**What is needed**:
Render the rows below as a numbered list, one entry per line, and leave out any blank lines.

**Input records**:
○ ○ ○ ○ ○
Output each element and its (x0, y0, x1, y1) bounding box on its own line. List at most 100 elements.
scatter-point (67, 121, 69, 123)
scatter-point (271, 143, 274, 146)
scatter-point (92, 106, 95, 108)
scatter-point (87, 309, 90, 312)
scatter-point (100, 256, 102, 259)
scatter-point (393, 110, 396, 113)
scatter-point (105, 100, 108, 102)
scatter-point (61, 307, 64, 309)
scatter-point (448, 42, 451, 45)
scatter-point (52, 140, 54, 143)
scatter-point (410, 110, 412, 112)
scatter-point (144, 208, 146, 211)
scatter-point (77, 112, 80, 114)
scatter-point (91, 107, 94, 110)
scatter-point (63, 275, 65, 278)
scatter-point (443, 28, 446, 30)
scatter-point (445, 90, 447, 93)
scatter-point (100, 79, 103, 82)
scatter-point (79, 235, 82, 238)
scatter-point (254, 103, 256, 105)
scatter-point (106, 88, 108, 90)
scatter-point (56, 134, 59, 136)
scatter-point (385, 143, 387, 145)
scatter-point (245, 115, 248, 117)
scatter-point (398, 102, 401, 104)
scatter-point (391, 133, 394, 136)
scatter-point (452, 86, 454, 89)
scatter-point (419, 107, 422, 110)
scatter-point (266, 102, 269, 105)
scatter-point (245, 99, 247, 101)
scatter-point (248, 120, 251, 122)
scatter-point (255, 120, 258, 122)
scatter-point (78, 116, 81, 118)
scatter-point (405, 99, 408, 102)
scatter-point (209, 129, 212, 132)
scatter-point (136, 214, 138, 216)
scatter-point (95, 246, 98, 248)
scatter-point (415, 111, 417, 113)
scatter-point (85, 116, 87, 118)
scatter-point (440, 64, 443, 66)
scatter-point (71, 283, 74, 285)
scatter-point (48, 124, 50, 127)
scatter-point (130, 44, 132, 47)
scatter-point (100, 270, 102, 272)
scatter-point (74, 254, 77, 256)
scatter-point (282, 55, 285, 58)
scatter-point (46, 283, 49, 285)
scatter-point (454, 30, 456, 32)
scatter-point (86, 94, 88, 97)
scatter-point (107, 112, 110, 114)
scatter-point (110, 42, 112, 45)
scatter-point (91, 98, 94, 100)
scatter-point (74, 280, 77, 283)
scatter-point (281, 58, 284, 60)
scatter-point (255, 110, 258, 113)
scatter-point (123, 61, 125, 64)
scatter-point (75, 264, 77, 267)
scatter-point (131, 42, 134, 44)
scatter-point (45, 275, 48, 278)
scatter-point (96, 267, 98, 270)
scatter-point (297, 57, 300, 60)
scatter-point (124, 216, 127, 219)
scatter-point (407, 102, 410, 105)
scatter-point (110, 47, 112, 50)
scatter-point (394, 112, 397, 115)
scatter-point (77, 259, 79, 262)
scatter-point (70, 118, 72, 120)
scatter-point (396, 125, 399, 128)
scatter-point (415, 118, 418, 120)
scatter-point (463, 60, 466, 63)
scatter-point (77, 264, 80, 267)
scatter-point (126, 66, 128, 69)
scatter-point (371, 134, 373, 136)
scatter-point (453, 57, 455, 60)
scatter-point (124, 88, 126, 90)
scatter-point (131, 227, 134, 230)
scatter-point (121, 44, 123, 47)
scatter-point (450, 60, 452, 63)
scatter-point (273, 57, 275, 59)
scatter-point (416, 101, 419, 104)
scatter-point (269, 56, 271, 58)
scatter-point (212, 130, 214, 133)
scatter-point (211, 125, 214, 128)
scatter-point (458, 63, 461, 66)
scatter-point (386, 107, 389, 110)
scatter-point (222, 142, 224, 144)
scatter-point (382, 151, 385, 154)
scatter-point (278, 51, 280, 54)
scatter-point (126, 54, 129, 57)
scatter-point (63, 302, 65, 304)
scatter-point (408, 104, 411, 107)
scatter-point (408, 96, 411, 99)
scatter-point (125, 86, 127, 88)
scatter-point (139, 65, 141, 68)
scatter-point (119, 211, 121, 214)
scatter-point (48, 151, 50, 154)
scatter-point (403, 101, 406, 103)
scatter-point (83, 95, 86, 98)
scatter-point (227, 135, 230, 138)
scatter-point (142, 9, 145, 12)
○ ○ ○ ○ ○
**Result for this task**:
1. Output each element and its (x0, y0, x1, y1) bounding box on its own line. List at most 100 elements.
2. scatter-point (67, 121, 69, 123)
3. scatter-point (271, 143, 274, 146)
4. scatter-point (92, 106, 95, 108)
5. scatter-point (87, 309, 90, 312)
6. scatter-point (100, 256, 102, 259)
7. scatter-point (393, 110, 396, 113)
8. scatter-point (105, 100, 108, 102)
9. scatter-point (61, 307, 64, 309)
10. scatter-point (448, 42, 451, 45)
11. scatter-point (52, 140, 54, 143)
12. scatter-point (410, 110, 412, 112)
13. scatter-point (144, 208, 146, 211)
14. scatter-point (77, 112, 80, 114)
15. scatter-point (91, 107, 94, 110)
16. scatter-point (63, 275, 65, 278)
17. scatter-point (443, 28, 446, 30)
18. scatter-point (445, 90, 447, 93)
19. scatter-point (100, 79, 103, 82)
20. scatter-point (79, 235, 82, 238)
21. scatter-point (254, 103, 256, 105)
22. scatter-point (106, 88, 108, 90)
23. scatter-point (56, 134, 59, 136)
24. scatter-point (385, 143, 387, 145)
25. scatter-point (245, 115, 248, 117)
26. scatter-point (398, 102, 401, 104)
27. scatter-point (391, 133, 394, 136)
28. scatter-point (452, 86, 454, 89)
29. scatter-point (419, 107, 422, 110)
30. scatter-point (266, 102, 269, 105)
31. scatter-point (245, 99, 247, 101)
32. scatter-point (248, 120, 251, 122)
33. scatter-point (255, 120, 258, 122)
34. scatter-point (78, 116, 81, 118)
35. scatter-point (405, 99, 408, 102)
36. scatter-point (209, 129, 212, 132)
37. scatter-point (136, 214, 138, 216)
38. scatter-point (95, 246, 98, 248)
39. scatter-point (415, 111, 417, 113)
40. scatter-point (85, 116, 87, 118)
41. scatter-point (440, 64, 443, 66)
42. scatter-point (71, 283, 74, 285)
43. scatter-point (48, 124, 50, 127)
44. scatter-point (130, 44, 132, 47)
45. scatter-point (100, 270, 102, 272)
46. scatter-point (74, 254, 77, 256)
47. scatter-point (282, 55, 285, 58)
48. scatter-point (46, 283, 49, 285)
49. scatter-point (454, 30, 456, 32)
50. scatter-point (86, 94, 88, 97)
51. scatter-point (107, 112, 110, 114)
52. scatter-point (110, 42, 112, 45)
53. scatter-point (91, 98, 94, 100)
54. scatter-point (74, 280, 77, 283)
55. scatter-point (281, 58, 284, 60)
56. scatter-point (255, 110, 258, 113)
57. scatter-point (123, 61, 125, 64)
58. scatter-point (75, 264, 77, 267)
59. scatter-point (131, 42, 134, 44)
60. scatter-point (45, 275, 48, 278)
61. scatter-point (96, 267, 98, 270)
62. scatter-point (297, 57, 300, 60)
63. scatter-point (124, 216, 127, 219)
64. scatter-point (407, 102, 410, 105)
65. scatter-point (110, 47, 112, 50)
66. scatter-point (394, 112, 397, 115)
67. scatter-point (77, 259, 79, 262)
68. scatter-point (70, 118, 72, 120)
69. scatter-point (396, 125, 399, 128)
70. scatter-point (415, 118, 418, 120)
71. scatter-point (463, 60, 466, 63)
72. scatter-point (77, 264, 80, 267)
73. scatter-point (126, 66, 128, 69)
74. scatter-point (371, 134, 373, 136)
75. scatter-point (453, 57, 455, 60)
76. scatter-point (124, 88, 126, 90)
77. scatter-point (131, 227, 134, 230)
78. scatter-point (121, 44, 123, 47)
79. scatter-point (450, 60, 452, 63)
80. scatter-point (273, 57, 275, 59)
81. scatter-point (416, 101, 419, 104)
82. scatter-point (269, 56, 271, 58)
83. scatter-point (212, 130, 214, 133)
84. scatter-point (211, 125, 214, 128)
85. scatter-point (458, 63, 461, 66)
86. scatter-point (386, 107, 389, 110)
87. scatter-point (222, 142, 224, 144)
88. scatter-point (382, 151, 385, 154)
89. scatter-point (278, 51, 280, 54)
90. scatter-point (126, 54, 129, 57)
91. scatter-point (63, 302, 65, 304)
92. scatter-point (408, 104, 411, 107)
93. scatter-point (408, 96, 411, 99)
94. scatter-point (125, 86, 127, 88)
95. scatter-point (139, 65, 141, 68)
96. scatter-point (119, 211, 121, 214)
97. scatter-point (48, 151, 50, 154)
98. scatter-point (403, 101, 406, 103)
99. scatter-point (83, 95, 86, 98)
100. scatter-point (227, 135, 230, 138)
101. scatter-point (142, 9, 145, 12)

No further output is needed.